* **Task**: Identify each line below that contains the word "Herramienta", and copy it out.

Dataset records
:::
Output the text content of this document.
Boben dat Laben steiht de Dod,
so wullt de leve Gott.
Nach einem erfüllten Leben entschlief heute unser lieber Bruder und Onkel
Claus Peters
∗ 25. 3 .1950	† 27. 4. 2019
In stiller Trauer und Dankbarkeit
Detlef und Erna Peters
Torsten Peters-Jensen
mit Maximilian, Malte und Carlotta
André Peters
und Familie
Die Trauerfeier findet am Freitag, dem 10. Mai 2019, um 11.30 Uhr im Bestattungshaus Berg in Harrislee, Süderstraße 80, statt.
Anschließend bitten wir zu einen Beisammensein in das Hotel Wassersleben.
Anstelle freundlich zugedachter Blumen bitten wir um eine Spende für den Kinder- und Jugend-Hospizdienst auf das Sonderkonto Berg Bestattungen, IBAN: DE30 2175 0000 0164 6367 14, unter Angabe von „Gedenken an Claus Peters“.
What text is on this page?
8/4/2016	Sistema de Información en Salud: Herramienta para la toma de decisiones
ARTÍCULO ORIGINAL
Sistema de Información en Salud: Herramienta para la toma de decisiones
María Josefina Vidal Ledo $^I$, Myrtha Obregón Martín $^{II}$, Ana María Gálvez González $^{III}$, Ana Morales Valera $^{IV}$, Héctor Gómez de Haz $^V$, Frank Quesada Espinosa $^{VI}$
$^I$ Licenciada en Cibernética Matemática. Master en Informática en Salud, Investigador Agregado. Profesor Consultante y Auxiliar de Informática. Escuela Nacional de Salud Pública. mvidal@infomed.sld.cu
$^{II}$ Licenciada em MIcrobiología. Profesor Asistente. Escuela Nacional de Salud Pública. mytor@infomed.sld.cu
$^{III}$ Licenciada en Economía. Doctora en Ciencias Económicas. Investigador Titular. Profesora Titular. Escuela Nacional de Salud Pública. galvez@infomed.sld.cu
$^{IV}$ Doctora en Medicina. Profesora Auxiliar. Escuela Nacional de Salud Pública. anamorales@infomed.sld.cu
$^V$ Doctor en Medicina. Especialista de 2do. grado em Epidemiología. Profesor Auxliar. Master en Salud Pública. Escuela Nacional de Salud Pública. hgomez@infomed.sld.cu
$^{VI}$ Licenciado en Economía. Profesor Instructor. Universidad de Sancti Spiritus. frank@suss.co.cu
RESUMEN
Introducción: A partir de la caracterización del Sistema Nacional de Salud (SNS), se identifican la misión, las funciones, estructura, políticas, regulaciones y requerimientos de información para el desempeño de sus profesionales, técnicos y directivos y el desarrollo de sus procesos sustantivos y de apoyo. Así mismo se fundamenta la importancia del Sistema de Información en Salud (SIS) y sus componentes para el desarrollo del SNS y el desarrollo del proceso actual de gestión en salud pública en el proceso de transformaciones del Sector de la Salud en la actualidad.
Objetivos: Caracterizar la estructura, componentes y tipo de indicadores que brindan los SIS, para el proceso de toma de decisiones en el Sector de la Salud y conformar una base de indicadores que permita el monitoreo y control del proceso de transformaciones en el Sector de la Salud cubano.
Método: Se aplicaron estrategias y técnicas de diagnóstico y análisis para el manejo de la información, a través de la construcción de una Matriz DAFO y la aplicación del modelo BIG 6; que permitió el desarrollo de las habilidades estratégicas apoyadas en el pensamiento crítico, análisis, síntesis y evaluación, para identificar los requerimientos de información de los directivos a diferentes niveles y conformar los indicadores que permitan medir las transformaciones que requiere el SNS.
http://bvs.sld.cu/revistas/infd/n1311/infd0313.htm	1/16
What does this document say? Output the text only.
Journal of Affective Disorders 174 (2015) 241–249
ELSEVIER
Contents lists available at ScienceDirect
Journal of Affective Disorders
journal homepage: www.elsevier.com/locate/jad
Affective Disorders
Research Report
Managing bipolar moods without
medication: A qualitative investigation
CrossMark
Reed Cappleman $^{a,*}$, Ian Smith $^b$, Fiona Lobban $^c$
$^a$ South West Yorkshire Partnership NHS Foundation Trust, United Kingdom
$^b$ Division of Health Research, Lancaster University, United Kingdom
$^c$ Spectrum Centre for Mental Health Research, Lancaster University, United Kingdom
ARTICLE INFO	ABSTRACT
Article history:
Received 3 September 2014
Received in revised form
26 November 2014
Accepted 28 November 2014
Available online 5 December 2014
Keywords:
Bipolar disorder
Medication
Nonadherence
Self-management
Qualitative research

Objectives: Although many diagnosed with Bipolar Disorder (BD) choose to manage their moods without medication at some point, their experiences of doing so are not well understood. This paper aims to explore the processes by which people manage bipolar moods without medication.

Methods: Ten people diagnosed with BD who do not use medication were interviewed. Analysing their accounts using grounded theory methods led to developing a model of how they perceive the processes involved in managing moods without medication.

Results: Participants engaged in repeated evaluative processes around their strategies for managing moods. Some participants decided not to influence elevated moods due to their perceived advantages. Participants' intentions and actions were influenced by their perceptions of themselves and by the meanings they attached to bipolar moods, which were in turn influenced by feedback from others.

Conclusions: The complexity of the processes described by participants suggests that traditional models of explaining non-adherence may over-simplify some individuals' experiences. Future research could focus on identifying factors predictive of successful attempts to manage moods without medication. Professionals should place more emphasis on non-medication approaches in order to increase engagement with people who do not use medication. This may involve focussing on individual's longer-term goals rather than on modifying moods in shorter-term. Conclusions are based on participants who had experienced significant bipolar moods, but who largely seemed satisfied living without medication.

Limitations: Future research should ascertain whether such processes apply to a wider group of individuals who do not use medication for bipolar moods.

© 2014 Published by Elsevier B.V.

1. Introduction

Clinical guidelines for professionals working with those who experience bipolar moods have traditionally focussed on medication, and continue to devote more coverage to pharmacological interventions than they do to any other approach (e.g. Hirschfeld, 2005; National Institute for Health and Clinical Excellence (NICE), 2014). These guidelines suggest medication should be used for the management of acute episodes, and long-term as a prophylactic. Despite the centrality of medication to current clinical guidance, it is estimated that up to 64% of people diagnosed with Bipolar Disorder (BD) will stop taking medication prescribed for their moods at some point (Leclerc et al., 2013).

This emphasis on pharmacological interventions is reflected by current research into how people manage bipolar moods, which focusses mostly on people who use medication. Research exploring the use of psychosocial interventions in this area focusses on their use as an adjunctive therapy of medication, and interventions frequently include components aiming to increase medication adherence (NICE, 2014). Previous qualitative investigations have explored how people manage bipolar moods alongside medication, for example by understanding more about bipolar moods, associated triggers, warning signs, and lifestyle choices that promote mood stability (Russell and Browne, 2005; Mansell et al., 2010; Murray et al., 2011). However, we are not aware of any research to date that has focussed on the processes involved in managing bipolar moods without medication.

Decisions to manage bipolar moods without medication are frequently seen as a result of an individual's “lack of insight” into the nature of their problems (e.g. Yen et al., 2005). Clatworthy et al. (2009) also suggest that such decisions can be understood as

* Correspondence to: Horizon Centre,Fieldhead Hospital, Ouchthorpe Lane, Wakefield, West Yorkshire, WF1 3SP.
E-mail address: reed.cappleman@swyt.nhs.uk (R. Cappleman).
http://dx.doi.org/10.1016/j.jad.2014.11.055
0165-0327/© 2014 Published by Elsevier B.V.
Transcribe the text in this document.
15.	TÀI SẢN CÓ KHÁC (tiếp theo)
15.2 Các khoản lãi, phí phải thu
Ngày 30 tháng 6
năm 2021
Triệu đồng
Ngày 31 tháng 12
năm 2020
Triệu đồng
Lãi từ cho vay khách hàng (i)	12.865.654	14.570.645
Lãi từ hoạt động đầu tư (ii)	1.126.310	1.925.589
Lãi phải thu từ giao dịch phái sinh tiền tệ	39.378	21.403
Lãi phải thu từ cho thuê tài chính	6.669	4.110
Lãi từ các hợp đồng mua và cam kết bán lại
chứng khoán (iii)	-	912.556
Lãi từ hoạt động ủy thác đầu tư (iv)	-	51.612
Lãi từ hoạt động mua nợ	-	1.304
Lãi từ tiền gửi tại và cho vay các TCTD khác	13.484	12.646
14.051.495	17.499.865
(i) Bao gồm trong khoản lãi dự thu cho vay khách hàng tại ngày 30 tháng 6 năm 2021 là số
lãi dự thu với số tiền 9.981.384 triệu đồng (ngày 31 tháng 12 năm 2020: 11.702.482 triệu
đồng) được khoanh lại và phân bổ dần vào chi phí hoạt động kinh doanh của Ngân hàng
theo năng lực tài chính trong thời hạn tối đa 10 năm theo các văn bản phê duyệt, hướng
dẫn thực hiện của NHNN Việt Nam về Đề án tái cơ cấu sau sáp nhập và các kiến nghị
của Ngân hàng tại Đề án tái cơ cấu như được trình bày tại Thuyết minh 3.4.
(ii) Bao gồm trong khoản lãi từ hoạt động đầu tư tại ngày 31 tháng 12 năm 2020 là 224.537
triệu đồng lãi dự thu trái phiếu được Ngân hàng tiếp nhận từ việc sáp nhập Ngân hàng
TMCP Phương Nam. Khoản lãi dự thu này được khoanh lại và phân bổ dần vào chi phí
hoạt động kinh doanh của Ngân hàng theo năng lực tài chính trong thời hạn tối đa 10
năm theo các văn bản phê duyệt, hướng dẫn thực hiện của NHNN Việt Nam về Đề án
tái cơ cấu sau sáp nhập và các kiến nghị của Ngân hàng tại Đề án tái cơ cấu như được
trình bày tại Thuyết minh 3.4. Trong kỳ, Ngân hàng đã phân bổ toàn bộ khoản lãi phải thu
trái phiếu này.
:::
* **Task answer**:
8/4/2016	Sistema de Información en Salud: Herramienta para la toma de decisiones
Sistema de Información en Salud: Herramienta para la toma de decisiones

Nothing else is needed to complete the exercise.